Reproduce the line containing "OCR this image." exactly, along with each line after it through the end of the data; pictures are left out.

— start of TASK DATA —

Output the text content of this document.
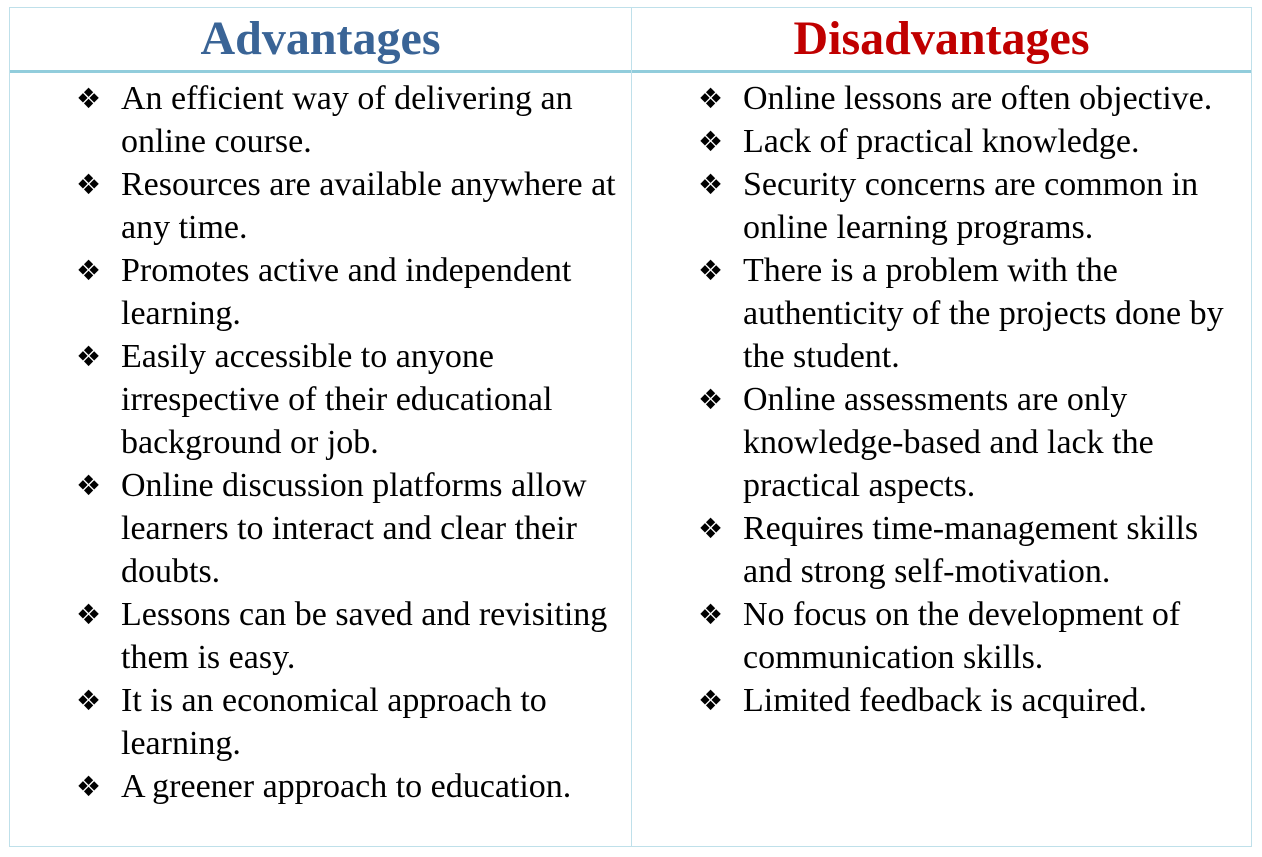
Advantages
❖ An efficient way of delivering an online course.
❖ Resources are available anywhere at any time.
❖ Promotes active and independent learning.
❖ Easily accessible to anyone irrespective of their educational background or job.
❖ Online discussion platforms allow learners to interact and clear their doubts.
❖ Lessons can be saved and revisiting them is easy.
❖ It is an economical approach to learning.
❖ A greener approach to education.
Disadvantages
❖ Online lessons are often objective.
❖ Lack of practical knowledge.
❖ Security concerns are common in online learning programs.
❖ There is a problem with the authenticity of the projects done by the student.
❖ Online assessments are only knowledge-based and lack the practical aspects.
❖ Requires time-management skills and strong self-motivation.
❖ No focus on the development of communication skills.
❖ Limited feedback is acquired.
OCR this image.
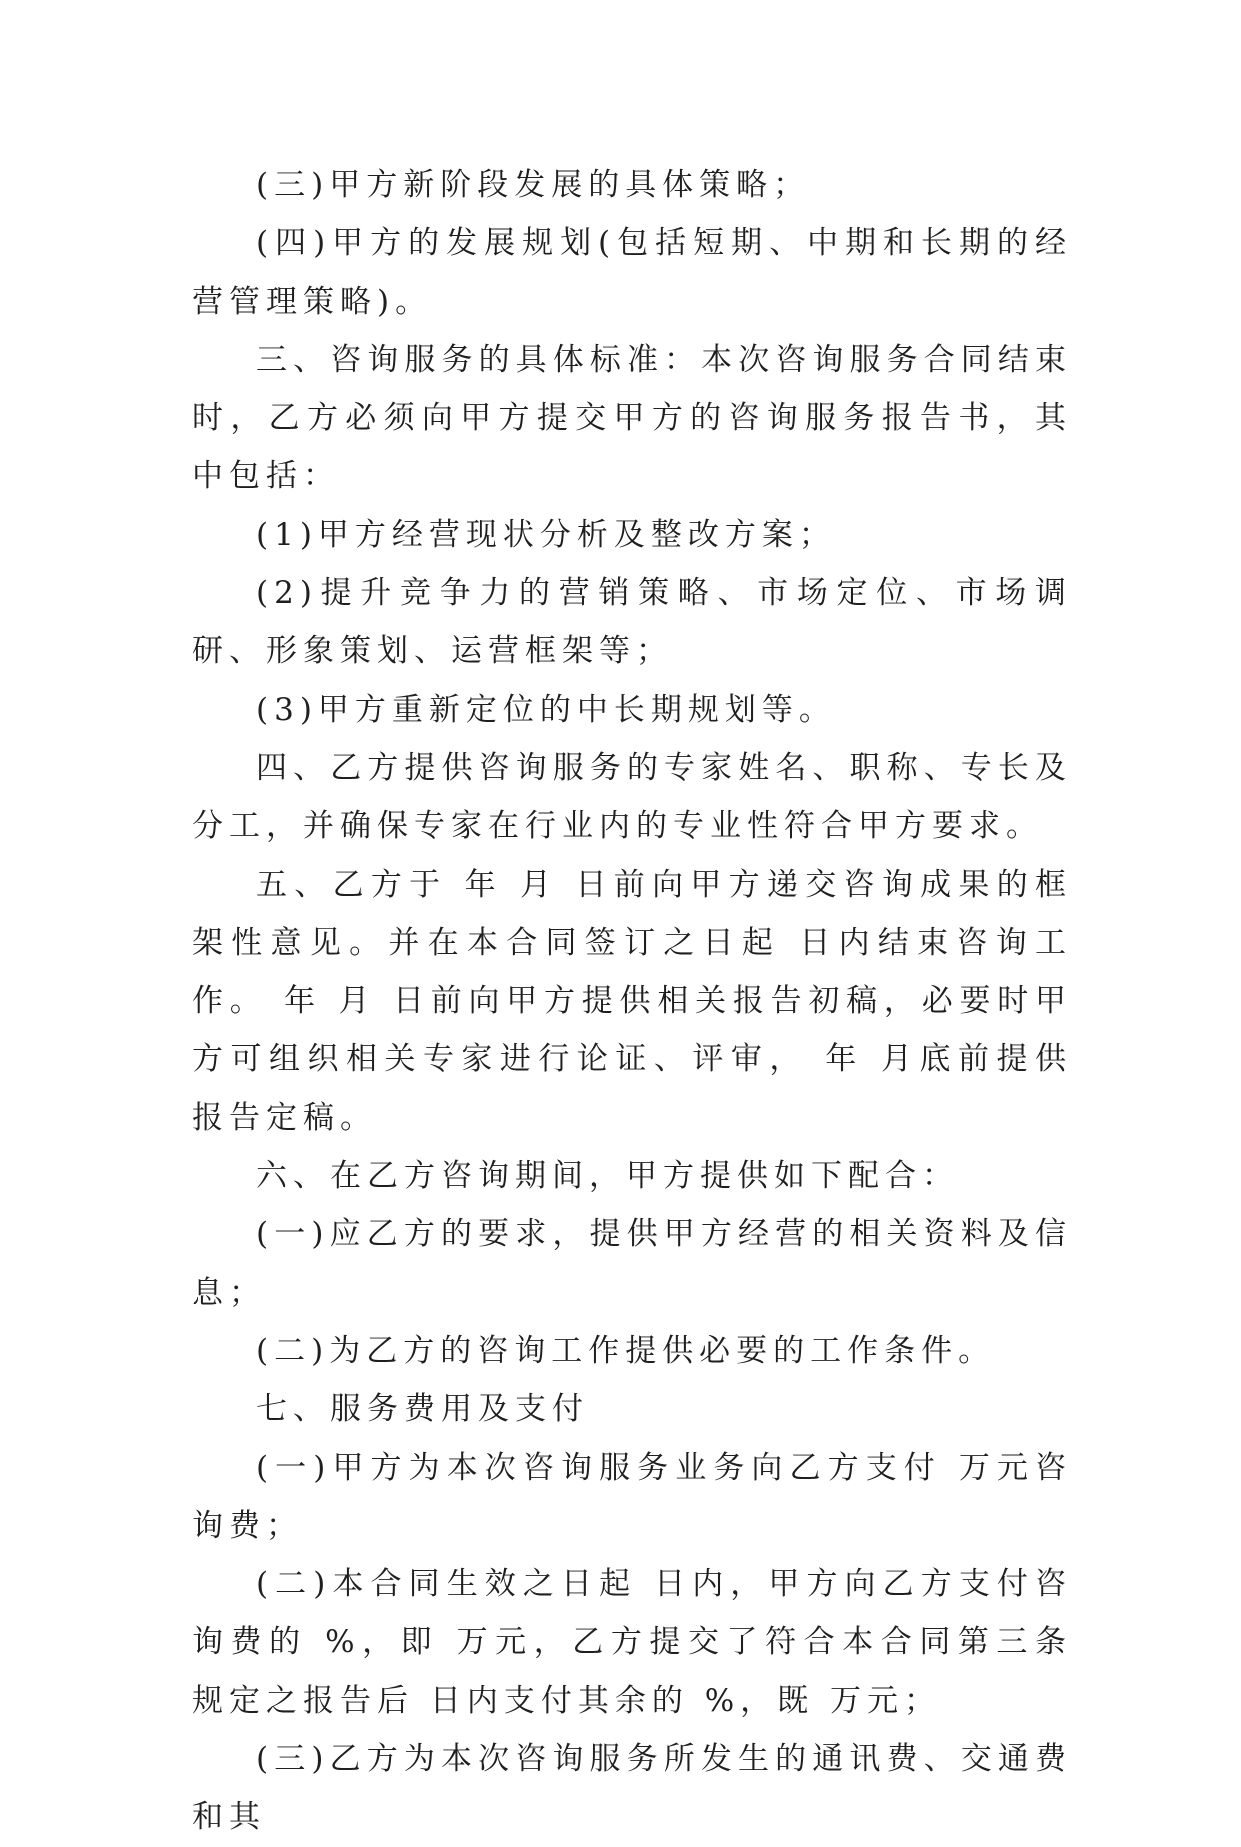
(三)甲方新阶段发展的具体策略；

(四)甲方的发展规划(包括短期、中期和长期的经营管理策略)。

三、咨询服务的具体标准：本次咨询服务合同结束时，乙方必须向甲方提交甲方的咨询服务报告书，其中包括：

(1)甲方经营现状分析及整改方案；

(2)提升竞争力的营销策略、市场定位、市场调研、形象策划、运营框架等；

(3)甲方重新定位的中长期规划等。

四、乙方提供咨询服务的专家姓名、职称、专长及分工，并确保专家在行业内的专业性符合甲方要求。

五、乙方于 年 月 日前向甲方递交咨询成果的框架性意见。并在本合同签订之日起 日内结束咨询工作。 年 月 日前向甲方提供相关报告初稿，必要时甲方可组织相关专家进行论证、评审， 年 月底前提供报告定稿。

六、在乙方咨询期间，甲方提供如下配合：

(一)应乙方的要求，提供甲方经营的相关资料及信息；

(二)为乙方的咨询工作提供必要的工作条件。

七、服务费用及支付

(一)甲方为本次咨询服务业务向乙方支付 万元咨询费；

(二)本合同生效之日起 日内，甲方向乙方支付咨询费的 %，即 万元，乙方提交了符合本合同第三条规定之报告后 日内支付其余的 %，既 万元；

(三)乙方为本次咨询服务所发生的通讯费、交通费和其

— end of TASK DATA —

_EXERCISE ANSWER_
OCR this image.
(三)甲方新阶段发展的具体策略；

(四)甲方的发展规划(包括短期、中期和长期的经营管理策略)。

三、咨询服务的具体标准：本次咨询服务合同结束时，乙方必须向甲方提交甲方的咨询服务报告书，其中包括：

(1)甲方经营现状分析及整改方案；

(2)提升竞争力的营销策略、市场定位、市场调研、形象策划、运营框架等；

(3)甲方重新定位的中长期规划等。

四、乙方提供咨询服务的专家姓名、职称、专长及分工，并确保专家在行业内的专业性符合甲方要求。

五、乙方于 年 月 日前向甲方递交咨询成果的框架性意见。并在本合同签订之日起 日内结束咨询工作。 年 月 日前向甲方提供相关报告初稿，必要时甲方可组织相关专家进行论证、评审， 年 月底前提供报告定稿。

六、在乙方咨询期间，甲方提供如下配合：

(一)应乙方的要求，提供甲方经营的相关资料及信息；

(二)为乙方的咨询工作提供必要的工作条件。

七、服务费用及支付

(一)甲方为本次咨询服务业务向乙方支付 万元咨询费；

(二)本合同生效之日起 日内，甲方向乙方支付咨询费的 %，即 万元，乙方提交了符合本合同第三条规定之报告后 日内支付其余的 %，既 万元；

(三)乙方为本次咨询服务所发生的通讯费、交通费和其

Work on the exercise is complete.